Saved entries:
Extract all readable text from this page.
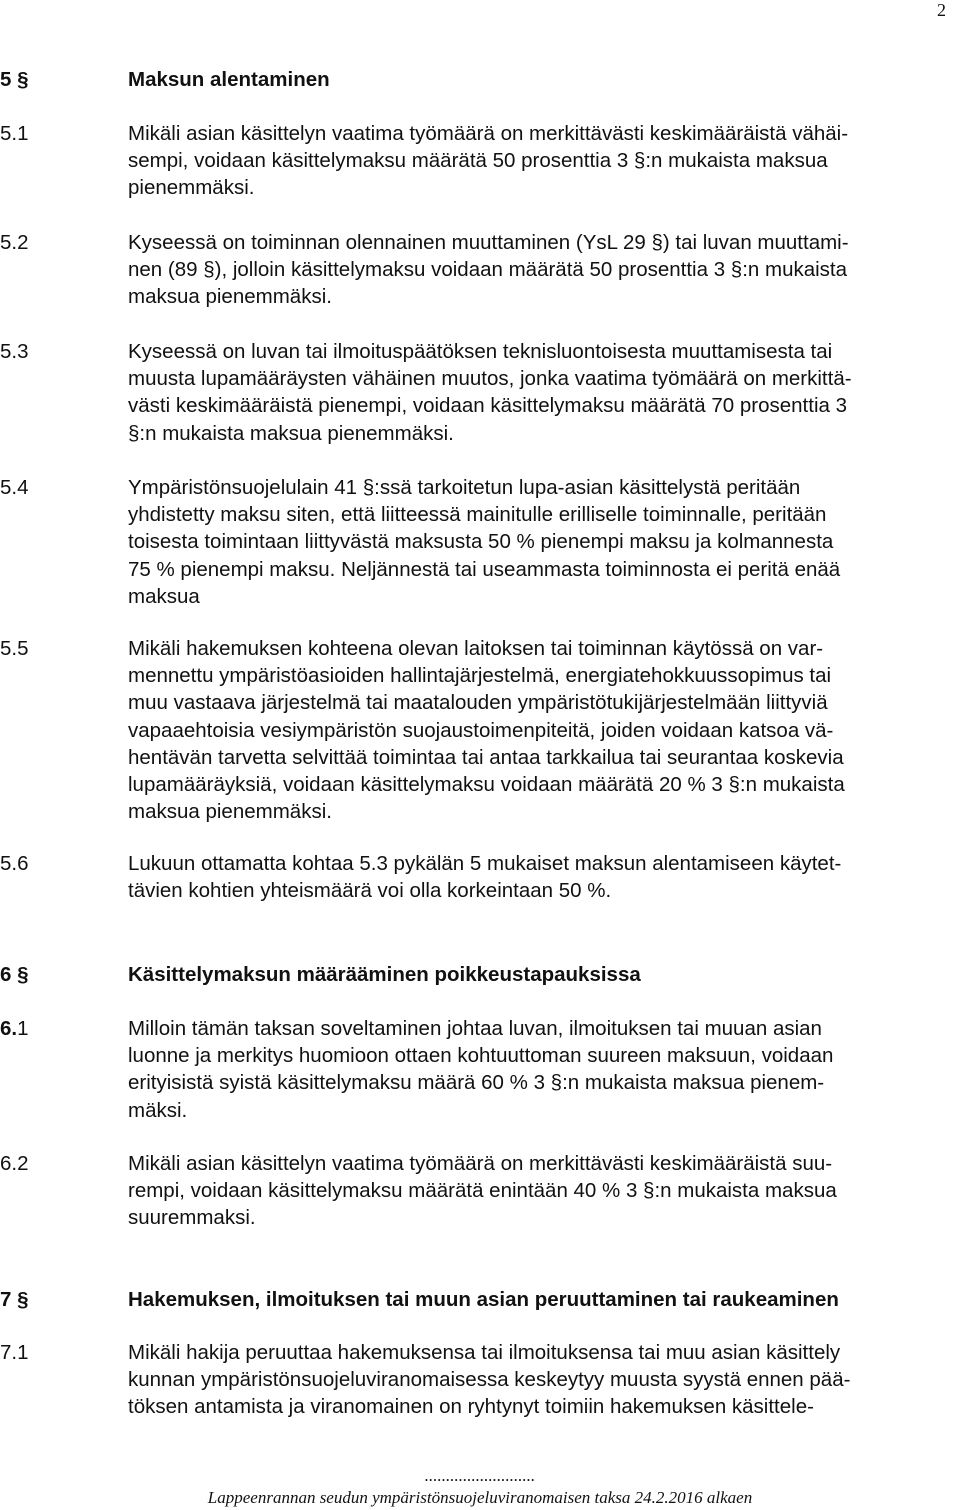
2
5 §	Maksun alentaminen
5.1	Mikäli asian käsittelyn vaatima työmäärä on merkittävästi keskimääräistä vähäi-
sempi, voidaan käsittelymaksu määrätä 50 prosenttia 3 §:n mukaista maksua
pienemmäksi.
5.2	Kyseessä on toiminnan olennainen muuttaminen (YsL 29 §) tai luvan muuttami-
nen (89 §), jolloin käsittelymaksu voidaan määrätä 50 prosenttia 3 §:n mukaista
maksua pienemmäksi.
5.3	Kyseessä on luvan tai ilmoituspäätöksen teknisluontoisesta muuttamisesta tai
muusta lupamääräysten vähäinen muutos, jonka vaatima työmäärä on merkittä-
västi keskimääräistä pienempi, voidaan käsittelymaksu määrätä 70 prosenttia 3
§:n mukaista maksua pienemmäksi.
5.4	Ympäristönsuojelulain 41 §:ssä tarkoitetun lupa-asian käsittelystä peritään
yhdistetty maksu siten, että liitteessä mainitulle erilliselle toiminnalle, peritään
toisesta toimintaan liittyvästä maksusta 50 % pienempi maksu ja kolmannesta
75 % pienempi maksu. Neljännestä tai useammasta toiminnosta ei peritä enää
maksua
5.5	Mikäli hakemuksen kohteena olevan laitoksen tai toiminnan käytössä on var-
mennettu ympäristöasioiden hallintajärjestelmä, energiatehokkuussopimus tai
muu vastaava järjestelmä tai maatalouden ympäristötukijärjestelmään liittyviä
vapaaehtoisia vesiympäristön suojaustoimenpiteitä, joiden voidaan katsoa vä-
hentävän tarvetta selvittää toimintaa tai antaa tarkkailua tai seurantaa koskevia
lupamääräyksiä, voidaan käsittelymaksu voidaan määrätä 20 % 3 §:n mukaista
maksua pienemmäksi.
5.6	Lukuun ottamatta kohtaa 5.3 pykälän 5 mukaiset maksun alentamiseen käytet-
tävien kohtien yhteismäärä voi olla korkeintaan 50 %.
6 §	Käsittelymaksun määrääminen poikkeustapauksissa
6.1	Milloin tämän taksan soveltaminen johtaa luvan, ilmoituksen tai muuan asian
luonne ja merkitys huomioon ottaen kohtuuttoman suureen maksuun, voidaan
erityisistä syistä käsittelymaksu määrä 60 % 3 §:n mukaista maksua pienem-
mäksi.
6.2	Mikäli asian käsittelyn vaatima työmäärä on merkittävästi keskimääräistä suu-
rempi, voidaan käsittelymaksu määrätä enintään 40 % 3 §:n mukaista maksua
suuremmaksi.
7 §	Hakemuksen, ilmoituksen tai muun asian peruuttaminen tai raukeaminen
7.1	Mikäli hakija peruuttaa hakemuksensa tai ilmoituksensa tai muu asian käsittely
kunnan ympäristönsuojeluviranomaisessa keskeytyy muusta syystä ennen pää-
töksen antamista ja viranomainen on ryhtynyt toimiin hakemuksen käsittele-
..........................
Lappeenrannan seudun ympäristönsuojeluviranomaisen taksa 24.2.2016 alkaen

AIM: Repeat the full listing above exactly, with no pictures in the copy.

TASK ANSWER:
Extract all readable text from this page.
2
5 §	Maksun alentaminen
5.1	Mikäli asian käsittelyn vaatima työmäärä on merkittävästi keskimääräistä vähäi-
sempi, voidaan käsittelymaksu määrätä 50 prosenttia 3 §:n mukaista maksua
pienemmäksi.
5.2	Kyseessä on toiminnan olennainen muuttaminen (YsL 29 §) tai luvan muuttami-
nen (89 §), jolloin käsittelymaksu voidaan määrätä 50 prosenttia 3 §:n mukaista
maksua pienemmäksi.
5.3	Kyseessä on luvan tai ilmoituspäätöksen teknisluontoisesta muuttamisesta tai
muusta lupamääräysten vähäinen muutos, jonka vaatima työmäärä on merkittä-
västi keskimääräistä pienempi, voidaan käsittelymaksu määrätä 70 prosenttia 3
§:n mukaista maksua pienemmäksi.
5.4	Ympäristönsuojelulain 41 §:ssä tarkoitetun lupa-asian käsittelystä peritään
yhdistetty maksu siten, että liitteessä mainitulle erilliselle toiminnalle, peritään
toisesta toimintaan liittyvästä maksusta 50 % pienempi maksu ja kolmannesta
75 % pienempi maksu. Neljännestä tai useammasta toiminnosta ei peritä enää
maksua
5.5	Mikäli hakemuksen kohteena olevan laitoksen tai toiminnan käytössä on var-
mennettu ympäristöasioiden hallintajärjestelmä, energiatehokkuussopimus tai
muu vastaava järjestelmä tai maatalouden ympäristötukijärjestelmään liittyviä
vapaaehtoisia vesiympäristön suojaustoimenpiteitä, joiden voidaan katsoa vä-
hentävän tarvetta selvittää toimintaa tai antaa tarkkailua tai seurantaa koskevia
lupamääräyksiä, voidaan käsittelymaksu voidaan määrätä 20 % 3 §:n mukaista
maksua pienemmäksi.
5.6	Lukuun ottamatta kohtaa 5.3 pykälän 5 mukaiset maksun alentamiseen käytet-
tävien kohtien yhteismäärä voi olla korkeintaan 50 %.
6 §	Käsittelymaksun määrääminen poikkeustapauksissa
6.1	Milloin tämän taksan soveltaminen johtaa luvan, ilmoituksen tai muuan asian
luonne ja merkitys huomioon ottaen kohtuuttoman suureen maksuun, voidaan
erityisistä syistä käsittelymaksu määrä 60 % 3 §:n mukaista maksua pienem-
mäksi.
6.2	Mikäli asian käsittelyn vaatima työmäärä on merkittävästi keskimääräistä suu-
rempi, voidaan käsittelymaksu määrätä enintään 40 % 3 §:n mukaista maksua
suuremmaksi.
7 §	Hakemuksen, ilmoituksen tai muun asian peruuttaminen tai raukeaminen
7.1	Mikäli hakija peruuttaa hakemuksensa tai ilmoituksensa tai muu asian käsittely
kunnan ympäristönsuojeluviranomaisessa keskeytyy muusta syystä ennen pää-
töksen antamista ja viranomainen on ryhtynyt toimiin hakemuksen käsittele-
..........................
Lappeenrannan seudun ympäristönsuojeluviranomaisen taksa 24.2.2016 alkaen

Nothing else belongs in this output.